• _Short exercise_
Collect all the lines that mention the word "subject".

• _Data shown_
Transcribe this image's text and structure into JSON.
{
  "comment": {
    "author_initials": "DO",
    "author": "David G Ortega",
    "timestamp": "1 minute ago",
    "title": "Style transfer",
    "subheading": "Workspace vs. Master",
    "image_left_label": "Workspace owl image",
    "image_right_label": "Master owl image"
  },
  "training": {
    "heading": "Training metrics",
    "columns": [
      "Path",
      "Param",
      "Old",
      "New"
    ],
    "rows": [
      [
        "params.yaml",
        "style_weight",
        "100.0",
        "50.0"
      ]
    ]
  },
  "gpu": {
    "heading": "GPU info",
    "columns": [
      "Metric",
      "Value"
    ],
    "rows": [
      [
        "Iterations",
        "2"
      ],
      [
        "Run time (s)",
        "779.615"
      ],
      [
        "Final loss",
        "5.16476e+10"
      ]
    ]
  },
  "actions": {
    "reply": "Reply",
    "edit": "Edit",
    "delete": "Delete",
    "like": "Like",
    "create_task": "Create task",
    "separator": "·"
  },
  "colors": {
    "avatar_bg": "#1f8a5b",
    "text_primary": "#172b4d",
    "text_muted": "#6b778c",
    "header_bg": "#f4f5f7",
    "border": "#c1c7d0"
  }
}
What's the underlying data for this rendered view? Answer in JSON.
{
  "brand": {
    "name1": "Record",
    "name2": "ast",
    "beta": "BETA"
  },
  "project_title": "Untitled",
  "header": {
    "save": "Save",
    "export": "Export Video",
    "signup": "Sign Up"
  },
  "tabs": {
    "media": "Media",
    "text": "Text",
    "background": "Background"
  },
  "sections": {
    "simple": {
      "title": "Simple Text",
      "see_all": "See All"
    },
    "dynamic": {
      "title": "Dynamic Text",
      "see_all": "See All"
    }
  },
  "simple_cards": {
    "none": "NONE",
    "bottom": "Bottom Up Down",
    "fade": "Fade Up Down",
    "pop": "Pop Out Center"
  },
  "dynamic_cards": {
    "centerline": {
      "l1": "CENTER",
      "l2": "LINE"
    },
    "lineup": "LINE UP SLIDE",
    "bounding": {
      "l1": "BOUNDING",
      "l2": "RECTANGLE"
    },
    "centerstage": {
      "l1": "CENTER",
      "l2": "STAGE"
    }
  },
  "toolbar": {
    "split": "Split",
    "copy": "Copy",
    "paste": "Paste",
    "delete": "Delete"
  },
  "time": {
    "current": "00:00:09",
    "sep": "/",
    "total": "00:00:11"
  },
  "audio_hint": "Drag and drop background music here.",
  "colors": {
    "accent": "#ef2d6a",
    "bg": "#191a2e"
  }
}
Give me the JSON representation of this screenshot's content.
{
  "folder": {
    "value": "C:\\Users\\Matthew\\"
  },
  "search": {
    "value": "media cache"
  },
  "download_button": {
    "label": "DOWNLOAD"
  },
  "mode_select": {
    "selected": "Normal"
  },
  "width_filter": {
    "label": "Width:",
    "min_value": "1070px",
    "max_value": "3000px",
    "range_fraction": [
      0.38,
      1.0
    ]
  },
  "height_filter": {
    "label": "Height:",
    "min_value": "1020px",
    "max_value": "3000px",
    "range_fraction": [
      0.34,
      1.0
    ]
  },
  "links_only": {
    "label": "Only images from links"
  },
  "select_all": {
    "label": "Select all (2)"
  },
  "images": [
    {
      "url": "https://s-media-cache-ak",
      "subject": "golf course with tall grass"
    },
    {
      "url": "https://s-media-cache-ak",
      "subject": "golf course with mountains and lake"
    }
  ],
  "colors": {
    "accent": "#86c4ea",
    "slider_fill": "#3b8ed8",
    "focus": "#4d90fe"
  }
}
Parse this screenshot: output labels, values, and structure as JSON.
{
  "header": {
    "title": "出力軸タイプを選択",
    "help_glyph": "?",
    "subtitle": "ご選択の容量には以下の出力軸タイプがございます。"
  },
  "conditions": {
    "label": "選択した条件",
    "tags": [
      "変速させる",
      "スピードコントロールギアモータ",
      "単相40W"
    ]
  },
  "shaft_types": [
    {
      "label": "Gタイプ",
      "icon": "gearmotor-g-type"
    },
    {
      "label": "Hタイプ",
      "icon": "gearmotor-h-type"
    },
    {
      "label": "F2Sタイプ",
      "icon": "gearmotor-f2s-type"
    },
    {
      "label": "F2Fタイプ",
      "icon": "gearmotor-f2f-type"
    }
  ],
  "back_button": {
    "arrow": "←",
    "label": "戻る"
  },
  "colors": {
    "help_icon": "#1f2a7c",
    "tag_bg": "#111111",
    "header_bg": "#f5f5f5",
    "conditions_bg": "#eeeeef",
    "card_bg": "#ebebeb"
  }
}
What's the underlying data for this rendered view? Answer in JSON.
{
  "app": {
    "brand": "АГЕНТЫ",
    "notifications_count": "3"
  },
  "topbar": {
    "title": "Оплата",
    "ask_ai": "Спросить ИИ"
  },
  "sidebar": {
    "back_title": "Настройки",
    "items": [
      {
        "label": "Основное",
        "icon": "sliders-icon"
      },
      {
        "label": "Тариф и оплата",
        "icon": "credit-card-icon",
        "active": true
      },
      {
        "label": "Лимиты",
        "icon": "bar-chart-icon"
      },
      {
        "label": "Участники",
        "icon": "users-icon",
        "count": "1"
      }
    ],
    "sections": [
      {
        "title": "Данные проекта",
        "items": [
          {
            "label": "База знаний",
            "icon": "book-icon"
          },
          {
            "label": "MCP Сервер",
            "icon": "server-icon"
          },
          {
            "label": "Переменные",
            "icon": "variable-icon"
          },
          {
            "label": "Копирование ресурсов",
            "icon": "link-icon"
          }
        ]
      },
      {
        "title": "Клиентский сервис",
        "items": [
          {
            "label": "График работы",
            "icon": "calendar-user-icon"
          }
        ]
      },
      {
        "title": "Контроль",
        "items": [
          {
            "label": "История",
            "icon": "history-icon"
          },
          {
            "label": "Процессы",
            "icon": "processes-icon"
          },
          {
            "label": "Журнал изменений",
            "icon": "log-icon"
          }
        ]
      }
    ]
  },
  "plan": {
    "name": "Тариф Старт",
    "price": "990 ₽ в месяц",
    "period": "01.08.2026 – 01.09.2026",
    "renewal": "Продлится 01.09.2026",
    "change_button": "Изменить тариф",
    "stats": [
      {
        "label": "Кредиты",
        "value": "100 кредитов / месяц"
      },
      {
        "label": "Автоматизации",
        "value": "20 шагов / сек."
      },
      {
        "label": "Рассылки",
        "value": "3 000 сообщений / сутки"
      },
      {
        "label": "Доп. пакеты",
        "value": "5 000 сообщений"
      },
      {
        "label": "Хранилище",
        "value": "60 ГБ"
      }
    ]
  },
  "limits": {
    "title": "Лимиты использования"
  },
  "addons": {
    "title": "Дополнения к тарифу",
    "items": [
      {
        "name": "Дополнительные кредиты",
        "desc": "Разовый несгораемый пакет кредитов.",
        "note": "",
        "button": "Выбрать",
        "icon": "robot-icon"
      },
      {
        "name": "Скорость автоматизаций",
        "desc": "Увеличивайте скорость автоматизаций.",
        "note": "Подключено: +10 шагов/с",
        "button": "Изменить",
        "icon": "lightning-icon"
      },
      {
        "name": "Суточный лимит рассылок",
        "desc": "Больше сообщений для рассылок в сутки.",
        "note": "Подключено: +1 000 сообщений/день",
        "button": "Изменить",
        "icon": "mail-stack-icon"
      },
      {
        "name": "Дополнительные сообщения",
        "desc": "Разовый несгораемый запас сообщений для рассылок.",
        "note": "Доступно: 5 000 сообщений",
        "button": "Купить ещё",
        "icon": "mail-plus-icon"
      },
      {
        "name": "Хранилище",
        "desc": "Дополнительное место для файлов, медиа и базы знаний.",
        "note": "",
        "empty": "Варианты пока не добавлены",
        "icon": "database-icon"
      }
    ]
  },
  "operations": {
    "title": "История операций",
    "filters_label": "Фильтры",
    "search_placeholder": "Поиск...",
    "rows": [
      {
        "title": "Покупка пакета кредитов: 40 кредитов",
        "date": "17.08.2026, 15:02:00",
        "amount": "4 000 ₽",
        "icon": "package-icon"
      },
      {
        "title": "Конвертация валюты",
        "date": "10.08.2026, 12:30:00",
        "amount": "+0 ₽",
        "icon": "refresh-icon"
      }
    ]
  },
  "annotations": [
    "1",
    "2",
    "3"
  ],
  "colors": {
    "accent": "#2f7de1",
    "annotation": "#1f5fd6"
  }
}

• _Result_
      "subject": "golf course with tall grass"
      "subject": "golf course with mountains and lake"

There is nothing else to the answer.